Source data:
══════════════════════════════
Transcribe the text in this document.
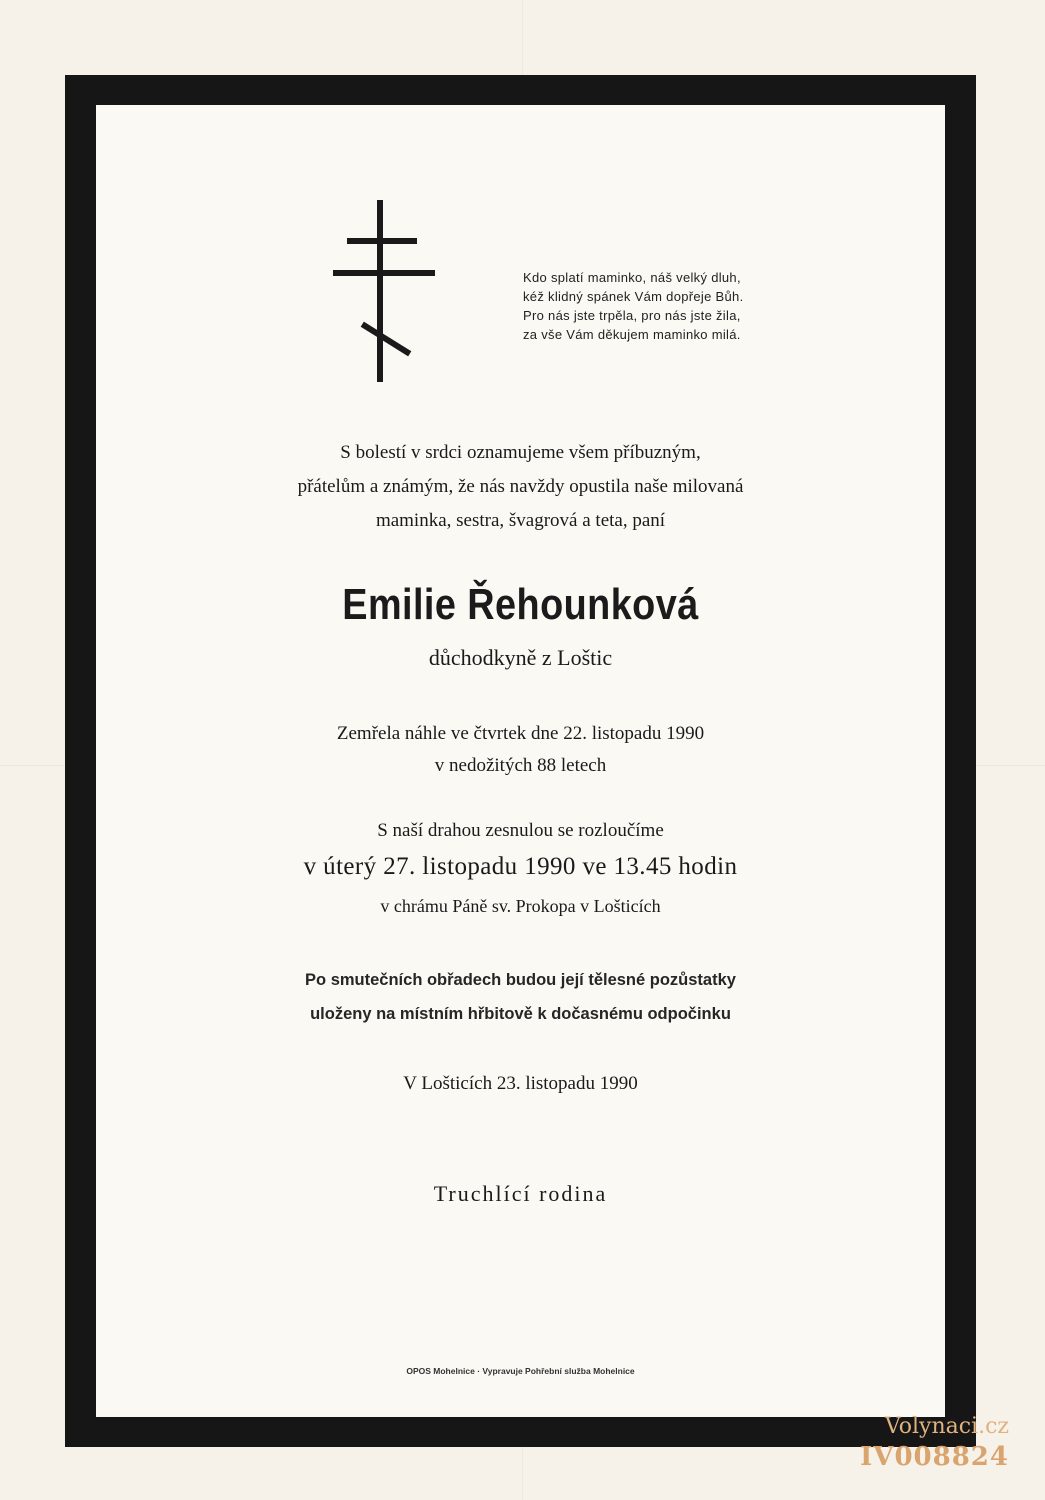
Kdo splatí maminko, náš velký dluh,
kéž klidný spánek Vám dopřeje Bůh.
Pro nás jste trpěla, pro nás jste žila,
za vše Vám děkujem maminko milá.
S bolestí v srdci oznamujeme všem příbuzným,
přátelům a známým, že nás navždy opustila naše milovaná
maminka, sestra, švagrová a teta, paní
Emilie Řehounková
důchodkyně z Loštic
Zemřela náhle ve čtvrtek dne 22. listopadu 1990
v nedožitých 88 letech
S naší drahou zesnulou se rozloučíme
v úterý 27. listopadu 1990 ve 13.45 hodin
v chrámu Páně sv. Prokopa v Lošticích
Po smutečních obřadech budou její tělesné pozůstatky
uloženy na místním hřbitově k dočasnému odpočinku
V Lošticích 23. listopadu 1990
Truchlící rodina
OPOS Mohelnice · Vypravuje Pohřební služba Mohelnice
Volynaci.cz
IV008824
══════════════════════════════
(Aim): Copy in full each line that holds the word "Lošticích".

(Written solution):
v chrámu Páně sv. Prokopa v Lošticích
V Lošticích 23. listopadu 1990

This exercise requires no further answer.